* [STATED GOAL]:
Return the lines where the word "Reifensatzes" occurs.

* [Data listing]:
------------------------------------------------------------------------

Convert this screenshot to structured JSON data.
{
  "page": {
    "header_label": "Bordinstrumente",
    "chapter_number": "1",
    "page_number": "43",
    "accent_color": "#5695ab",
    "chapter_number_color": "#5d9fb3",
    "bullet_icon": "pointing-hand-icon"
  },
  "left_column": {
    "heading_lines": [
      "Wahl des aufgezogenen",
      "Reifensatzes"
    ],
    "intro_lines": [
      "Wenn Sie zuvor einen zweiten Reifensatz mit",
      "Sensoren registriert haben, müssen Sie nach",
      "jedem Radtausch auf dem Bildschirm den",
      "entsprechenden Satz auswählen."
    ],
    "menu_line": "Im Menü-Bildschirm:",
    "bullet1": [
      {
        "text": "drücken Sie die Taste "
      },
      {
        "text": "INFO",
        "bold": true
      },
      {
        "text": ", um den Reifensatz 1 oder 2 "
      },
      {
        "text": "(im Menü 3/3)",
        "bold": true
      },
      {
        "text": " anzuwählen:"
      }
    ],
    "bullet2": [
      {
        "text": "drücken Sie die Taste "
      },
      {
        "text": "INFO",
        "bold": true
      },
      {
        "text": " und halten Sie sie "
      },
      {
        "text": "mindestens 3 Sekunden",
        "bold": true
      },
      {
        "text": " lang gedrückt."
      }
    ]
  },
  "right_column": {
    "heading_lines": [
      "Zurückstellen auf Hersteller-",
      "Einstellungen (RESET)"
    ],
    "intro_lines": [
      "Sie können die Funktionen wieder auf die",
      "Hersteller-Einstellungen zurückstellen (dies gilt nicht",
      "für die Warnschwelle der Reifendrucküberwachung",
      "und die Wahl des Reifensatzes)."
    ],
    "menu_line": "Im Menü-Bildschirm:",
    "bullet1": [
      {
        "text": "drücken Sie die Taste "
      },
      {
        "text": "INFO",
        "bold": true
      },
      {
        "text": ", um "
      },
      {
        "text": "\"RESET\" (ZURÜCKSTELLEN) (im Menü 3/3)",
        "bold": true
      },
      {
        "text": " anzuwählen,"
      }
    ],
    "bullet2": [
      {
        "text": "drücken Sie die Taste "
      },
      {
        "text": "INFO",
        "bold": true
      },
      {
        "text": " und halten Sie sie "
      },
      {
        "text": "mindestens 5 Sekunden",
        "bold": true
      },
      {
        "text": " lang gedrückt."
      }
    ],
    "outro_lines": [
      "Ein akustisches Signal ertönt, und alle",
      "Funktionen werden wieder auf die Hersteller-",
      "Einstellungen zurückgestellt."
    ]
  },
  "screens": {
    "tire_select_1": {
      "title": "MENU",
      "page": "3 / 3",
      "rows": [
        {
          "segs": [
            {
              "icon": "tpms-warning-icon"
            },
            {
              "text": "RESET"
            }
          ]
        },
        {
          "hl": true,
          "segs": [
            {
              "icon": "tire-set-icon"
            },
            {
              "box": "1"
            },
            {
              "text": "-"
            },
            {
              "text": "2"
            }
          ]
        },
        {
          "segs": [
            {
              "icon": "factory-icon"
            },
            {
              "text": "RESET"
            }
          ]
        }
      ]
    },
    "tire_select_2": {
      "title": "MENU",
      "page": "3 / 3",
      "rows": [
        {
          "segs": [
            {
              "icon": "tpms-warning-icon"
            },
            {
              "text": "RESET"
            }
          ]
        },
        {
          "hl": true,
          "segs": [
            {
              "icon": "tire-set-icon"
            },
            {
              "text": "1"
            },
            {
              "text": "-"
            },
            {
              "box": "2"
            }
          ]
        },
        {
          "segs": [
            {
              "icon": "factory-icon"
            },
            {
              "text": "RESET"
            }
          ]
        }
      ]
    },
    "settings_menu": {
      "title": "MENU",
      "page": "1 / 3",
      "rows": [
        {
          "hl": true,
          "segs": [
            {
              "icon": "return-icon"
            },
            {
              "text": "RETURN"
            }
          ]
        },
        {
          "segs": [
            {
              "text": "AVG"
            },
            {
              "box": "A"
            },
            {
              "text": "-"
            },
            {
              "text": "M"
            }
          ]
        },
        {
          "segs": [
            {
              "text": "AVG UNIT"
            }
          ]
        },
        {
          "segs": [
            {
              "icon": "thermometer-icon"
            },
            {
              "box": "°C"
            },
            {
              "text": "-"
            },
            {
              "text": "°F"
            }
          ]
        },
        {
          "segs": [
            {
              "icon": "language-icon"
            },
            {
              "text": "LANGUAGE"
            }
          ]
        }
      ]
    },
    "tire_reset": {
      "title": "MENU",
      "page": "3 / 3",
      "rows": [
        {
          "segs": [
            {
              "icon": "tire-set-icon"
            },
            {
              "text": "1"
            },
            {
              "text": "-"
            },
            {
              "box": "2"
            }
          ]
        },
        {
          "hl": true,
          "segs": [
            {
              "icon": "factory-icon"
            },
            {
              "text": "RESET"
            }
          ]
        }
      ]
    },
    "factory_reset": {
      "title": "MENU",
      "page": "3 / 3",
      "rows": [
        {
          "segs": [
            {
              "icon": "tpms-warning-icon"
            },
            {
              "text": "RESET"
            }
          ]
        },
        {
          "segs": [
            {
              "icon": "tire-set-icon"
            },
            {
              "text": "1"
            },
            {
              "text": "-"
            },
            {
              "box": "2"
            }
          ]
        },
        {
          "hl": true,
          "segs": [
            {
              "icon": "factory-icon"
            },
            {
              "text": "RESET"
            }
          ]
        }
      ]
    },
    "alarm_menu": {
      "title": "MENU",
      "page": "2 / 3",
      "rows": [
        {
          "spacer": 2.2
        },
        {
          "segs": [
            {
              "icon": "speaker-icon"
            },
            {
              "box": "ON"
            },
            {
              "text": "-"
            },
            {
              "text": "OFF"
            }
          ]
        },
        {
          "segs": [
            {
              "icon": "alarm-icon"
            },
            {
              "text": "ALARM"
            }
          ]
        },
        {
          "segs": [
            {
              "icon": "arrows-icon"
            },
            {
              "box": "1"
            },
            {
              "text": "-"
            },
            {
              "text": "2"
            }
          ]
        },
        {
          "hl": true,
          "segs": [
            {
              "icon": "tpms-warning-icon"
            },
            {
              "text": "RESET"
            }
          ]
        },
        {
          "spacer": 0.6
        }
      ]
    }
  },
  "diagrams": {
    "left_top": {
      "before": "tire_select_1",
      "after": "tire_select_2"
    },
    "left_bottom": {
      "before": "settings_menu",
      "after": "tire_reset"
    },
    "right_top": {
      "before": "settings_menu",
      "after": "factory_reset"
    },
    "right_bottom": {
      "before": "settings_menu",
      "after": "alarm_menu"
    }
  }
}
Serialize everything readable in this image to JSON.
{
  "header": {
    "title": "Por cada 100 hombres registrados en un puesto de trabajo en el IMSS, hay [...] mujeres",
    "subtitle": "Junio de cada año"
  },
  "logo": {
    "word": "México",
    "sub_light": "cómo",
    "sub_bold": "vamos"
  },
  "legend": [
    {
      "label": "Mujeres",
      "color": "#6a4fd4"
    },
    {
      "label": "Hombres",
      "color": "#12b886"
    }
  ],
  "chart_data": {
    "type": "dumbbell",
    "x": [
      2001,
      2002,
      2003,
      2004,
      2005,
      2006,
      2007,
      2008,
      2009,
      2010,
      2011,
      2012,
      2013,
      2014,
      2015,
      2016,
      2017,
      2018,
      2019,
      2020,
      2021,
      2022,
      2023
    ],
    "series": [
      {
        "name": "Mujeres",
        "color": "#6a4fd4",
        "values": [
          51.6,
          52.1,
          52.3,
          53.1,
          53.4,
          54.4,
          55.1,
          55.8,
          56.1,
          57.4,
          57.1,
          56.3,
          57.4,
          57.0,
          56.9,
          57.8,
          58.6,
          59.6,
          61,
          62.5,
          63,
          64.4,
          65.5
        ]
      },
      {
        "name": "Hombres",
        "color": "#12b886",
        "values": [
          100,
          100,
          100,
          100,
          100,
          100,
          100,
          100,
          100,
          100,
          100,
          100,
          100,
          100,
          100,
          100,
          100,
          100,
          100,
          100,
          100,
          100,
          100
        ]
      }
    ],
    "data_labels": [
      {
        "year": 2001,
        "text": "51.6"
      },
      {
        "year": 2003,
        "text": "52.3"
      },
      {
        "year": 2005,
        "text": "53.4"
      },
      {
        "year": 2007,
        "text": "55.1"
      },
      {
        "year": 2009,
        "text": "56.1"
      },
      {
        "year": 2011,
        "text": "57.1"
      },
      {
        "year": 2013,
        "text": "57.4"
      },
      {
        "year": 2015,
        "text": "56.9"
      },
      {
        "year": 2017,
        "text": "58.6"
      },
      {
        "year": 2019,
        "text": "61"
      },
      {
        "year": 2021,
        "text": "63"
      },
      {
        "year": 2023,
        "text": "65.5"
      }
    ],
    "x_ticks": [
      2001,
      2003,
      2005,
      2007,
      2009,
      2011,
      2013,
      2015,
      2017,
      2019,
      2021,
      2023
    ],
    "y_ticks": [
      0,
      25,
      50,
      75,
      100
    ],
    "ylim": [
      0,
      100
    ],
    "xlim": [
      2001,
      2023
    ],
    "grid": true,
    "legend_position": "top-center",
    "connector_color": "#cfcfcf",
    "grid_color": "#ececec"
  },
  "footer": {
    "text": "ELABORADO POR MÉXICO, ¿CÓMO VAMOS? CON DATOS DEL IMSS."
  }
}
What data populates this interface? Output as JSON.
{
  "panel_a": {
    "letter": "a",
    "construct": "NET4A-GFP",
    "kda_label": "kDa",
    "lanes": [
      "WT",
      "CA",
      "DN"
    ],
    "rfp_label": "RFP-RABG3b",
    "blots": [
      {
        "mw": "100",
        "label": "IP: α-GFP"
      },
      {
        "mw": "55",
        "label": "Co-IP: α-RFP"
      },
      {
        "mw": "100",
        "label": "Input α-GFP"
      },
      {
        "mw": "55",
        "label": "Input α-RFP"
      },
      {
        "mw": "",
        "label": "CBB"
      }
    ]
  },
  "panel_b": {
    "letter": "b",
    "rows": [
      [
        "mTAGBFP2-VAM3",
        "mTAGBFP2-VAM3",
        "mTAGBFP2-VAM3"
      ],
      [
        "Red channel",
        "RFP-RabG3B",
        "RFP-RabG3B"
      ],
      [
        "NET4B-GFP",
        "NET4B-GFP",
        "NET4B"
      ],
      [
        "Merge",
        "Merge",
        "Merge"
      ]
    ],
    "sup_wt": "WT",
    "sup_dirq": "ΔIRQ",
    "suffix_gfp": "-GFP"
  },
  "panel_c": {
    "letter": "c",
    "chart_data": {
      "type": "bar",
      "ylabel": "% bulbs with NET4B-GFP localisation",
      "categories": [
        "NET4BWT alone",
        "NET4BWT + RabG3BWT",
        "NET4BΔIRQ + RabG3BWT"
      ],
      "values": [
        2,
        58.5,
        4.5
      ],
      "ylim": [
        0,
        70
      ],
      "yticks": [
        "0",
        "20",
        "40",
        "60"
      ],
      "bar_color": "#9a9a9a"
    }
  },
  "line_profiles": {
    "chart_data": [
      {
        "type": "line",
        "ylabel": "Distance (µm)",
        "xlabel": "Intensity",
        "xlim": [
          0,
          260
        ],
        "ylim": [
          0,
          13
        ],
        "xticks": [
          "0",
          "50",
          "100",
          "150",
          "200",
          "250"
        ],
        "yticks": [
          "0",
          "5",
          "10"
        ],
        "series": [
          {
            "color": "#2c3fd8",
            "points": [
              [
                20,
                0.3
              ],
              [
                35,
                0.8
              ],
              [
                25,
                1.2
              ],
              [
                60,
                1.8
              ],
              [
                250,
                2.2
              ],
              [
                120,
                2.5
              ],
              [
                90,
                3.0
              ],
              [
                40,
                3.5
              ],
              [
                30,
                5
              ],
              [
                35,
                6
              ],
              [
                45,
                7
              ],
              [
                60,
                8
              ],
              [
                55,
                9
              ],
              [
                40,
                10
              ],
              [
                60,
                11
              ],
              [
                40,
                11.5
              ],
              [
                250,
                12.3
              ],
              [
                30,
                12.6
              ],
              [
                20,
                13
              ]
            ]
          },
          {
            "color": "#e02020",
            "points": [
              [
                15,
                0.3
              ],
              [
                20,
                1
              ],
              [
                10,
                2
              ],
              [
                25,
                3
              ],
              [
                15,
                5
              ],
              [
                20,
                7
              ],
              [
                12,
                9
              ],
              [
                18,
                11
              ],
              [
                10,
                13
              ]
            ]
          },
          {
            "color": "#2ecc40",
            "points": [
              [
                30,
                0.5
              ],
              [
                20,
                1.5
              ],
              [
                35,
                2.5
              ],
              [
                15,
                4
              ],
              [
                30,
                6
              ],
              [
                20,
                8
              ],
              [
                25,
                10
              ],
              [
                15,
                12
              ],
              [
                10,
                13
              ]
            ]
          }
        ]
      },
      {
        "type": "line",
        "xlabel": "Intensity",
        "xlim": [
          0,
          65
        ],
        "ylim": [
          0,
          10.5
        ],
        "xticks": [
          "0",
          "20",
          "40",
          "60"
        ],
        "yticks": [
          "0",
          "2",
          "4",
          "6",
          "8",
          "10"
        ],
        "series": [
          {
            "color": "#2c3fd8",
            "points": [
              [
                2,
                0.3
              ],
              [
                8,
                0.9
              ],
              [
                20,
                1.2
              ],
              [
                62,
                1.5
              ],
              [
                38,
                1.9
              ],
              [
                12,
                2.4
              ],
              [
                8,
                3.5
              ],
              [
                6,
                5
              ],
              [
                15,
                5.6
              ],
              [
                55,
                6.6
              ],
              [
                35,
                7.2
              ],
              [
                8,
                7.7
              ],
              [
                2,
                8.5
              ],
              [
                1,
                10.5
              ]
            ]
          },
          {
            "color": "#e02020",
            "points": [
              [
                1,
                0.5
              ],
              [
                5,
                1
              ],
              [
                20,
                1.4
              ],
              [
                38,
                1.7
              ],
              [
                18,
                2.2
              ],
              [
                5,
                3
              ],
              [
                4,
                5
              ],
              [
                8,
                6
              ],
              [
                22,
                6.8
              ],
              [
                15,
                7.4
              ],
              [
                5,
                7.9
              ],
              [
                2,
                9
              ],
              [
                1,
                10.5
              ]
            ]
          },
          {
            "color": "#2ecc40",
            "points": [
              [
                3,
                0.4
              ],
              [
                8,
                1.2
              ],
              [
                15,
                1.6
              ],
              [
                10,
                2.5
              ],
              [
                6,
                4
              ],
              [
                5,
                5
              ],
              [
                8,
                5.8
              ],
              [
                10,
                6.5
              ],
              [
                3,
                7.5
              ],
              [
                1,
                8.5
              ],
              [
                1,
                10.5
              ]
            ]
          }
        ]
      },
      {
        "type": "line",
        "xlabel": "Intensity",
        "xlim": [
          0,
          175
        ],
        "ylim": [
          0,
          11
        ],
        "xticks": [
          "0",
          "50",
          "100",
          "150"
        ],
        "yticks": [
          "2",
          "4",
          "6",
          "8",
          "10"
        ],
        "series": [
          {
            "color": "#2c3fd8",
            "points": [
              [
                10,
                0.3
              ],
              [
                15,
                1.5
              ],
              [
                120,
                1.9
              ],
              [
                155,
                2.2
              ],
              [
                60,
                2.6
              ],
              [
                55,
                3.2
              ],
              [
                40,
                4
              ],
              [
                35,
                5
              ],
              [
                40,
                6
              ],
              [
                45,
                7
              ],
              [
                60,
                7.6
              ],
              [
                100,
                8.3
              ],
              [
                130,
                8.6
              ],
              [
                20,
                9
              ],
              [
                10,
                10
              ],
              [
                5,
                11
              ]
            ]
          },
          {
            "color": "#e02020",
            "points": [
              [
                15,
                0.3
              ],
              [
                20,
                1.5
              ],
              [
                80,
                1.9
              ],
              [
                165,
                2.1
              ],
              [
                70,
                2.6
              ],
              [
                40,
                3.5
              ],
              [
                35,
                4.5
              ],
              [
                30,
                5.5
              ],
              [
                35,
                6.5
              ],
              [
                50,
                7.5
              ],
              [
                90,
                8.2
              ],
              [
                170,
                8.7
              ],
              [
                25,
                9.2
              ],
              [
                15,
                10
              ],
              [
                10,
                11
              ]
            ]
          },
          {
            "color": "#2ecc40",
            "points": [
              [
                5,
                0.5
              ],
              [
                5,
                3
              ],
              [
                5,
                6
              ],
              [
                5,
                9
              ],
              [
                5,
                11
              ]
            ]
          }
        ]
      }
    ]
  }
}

------------------------------------------------------------------------

* [FINISHED EXERCISE]:
      "Reifensatzes"
      "und die Wahl des Reifensatzes)."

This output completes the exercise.